— start Input data —

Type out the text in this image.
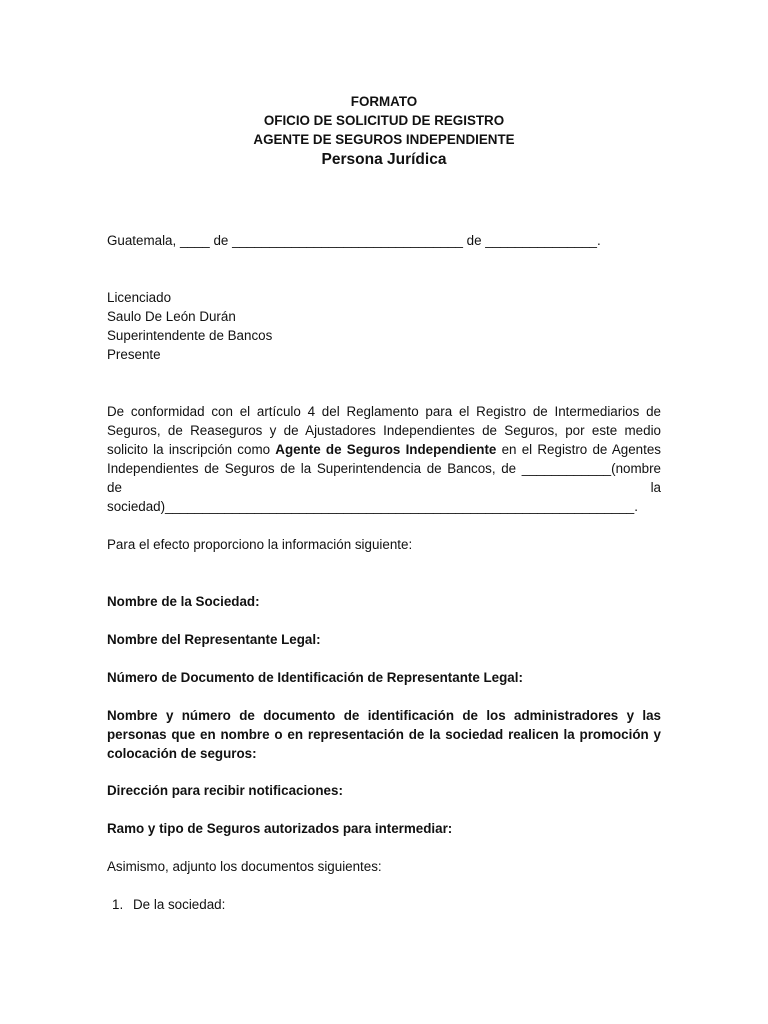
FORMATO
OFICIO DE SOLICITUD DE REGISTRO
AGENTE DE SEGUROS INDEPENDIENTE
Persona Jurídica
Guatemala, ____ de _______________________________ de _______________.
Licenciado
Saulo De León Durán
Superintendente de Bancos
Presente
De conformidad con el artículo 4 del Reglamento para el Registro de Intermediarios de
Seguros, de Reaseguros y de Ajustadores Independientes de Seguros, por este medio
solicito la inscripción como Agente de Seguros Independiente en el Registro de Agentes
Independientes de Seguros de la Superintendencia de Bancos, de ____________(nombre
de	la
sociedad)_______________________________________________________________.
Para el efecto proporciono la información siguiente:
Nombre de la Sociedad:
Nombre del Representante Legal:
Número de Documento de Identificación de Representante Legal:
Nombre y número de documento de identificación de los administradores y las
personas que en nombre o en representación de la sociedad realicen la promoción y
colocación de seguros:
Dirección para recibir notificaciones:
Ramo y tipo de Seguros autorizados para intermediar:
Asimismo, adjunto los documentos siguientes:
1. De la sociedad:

— end Input data —
— start Input data —

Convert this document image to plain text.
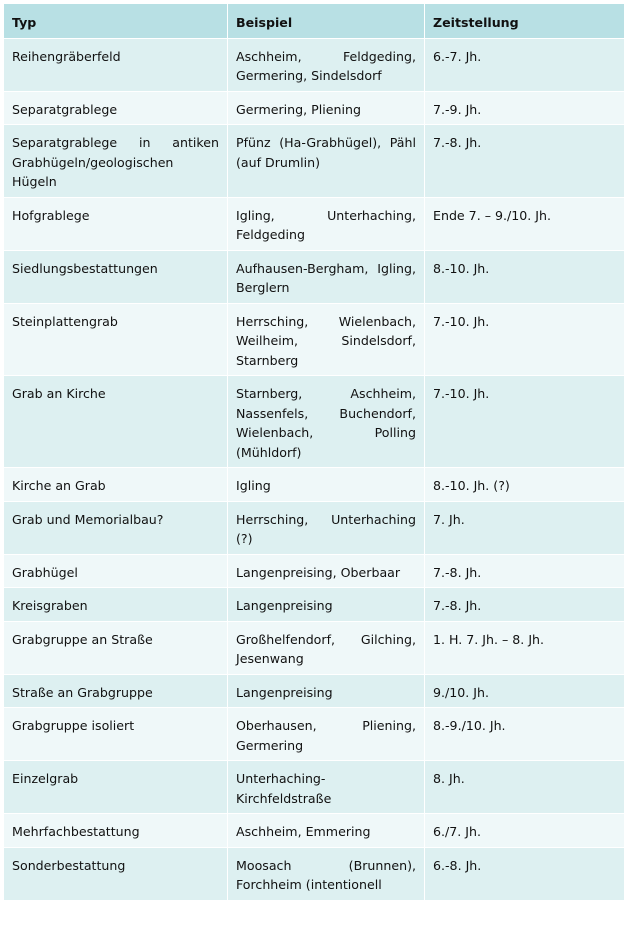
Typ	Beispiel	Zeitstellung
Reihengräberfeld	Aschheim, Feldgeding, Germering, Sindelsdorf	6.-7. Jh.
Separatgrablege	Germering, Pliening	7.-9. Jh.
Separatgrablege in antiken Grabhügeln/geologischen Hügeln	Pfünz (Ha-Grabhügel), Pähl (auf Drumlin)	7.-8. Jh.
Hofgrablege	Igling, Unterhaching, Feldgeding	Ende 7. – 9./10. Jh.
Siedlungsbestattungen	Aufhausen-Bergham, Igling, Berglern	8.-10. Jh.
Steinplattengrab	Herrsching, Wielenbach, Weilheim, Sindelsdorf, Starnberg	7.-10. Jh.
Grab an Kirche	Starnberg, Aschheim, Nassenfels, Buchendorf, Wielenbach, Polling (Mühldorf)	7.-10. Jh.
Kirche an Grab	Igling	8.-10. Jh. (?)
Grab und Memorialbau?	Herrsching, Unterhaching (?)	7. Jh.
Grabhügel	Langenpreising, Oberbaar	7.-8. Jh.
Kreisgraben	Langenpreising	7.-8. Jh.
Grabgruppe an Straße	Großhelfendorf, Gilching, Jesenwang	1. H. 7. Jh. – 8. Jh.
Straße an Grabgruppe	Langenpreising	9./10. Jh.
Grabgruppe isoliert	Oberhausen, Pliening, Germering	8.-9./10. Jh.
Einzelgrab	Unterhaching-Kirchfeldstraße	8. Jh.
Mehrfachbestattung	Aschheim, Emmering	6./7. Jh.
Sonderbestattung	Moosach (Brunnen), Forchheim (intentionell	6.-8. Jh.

— end Input data —

§ **Exercise directions**:
List all lines from the entries that include the word "Wielenbach".

§ **Task response**:
Steinplattengrab	Herrsching, Wielenbach, Weilheim, Sindelsdorf, Starnberg	7.-10. Jh.
Grab an Kirche	Starnberg, Aschheim, Nassenfels, Buchendorf, Wielenbach, Polling (Mühldorf)	7.-10. Jh.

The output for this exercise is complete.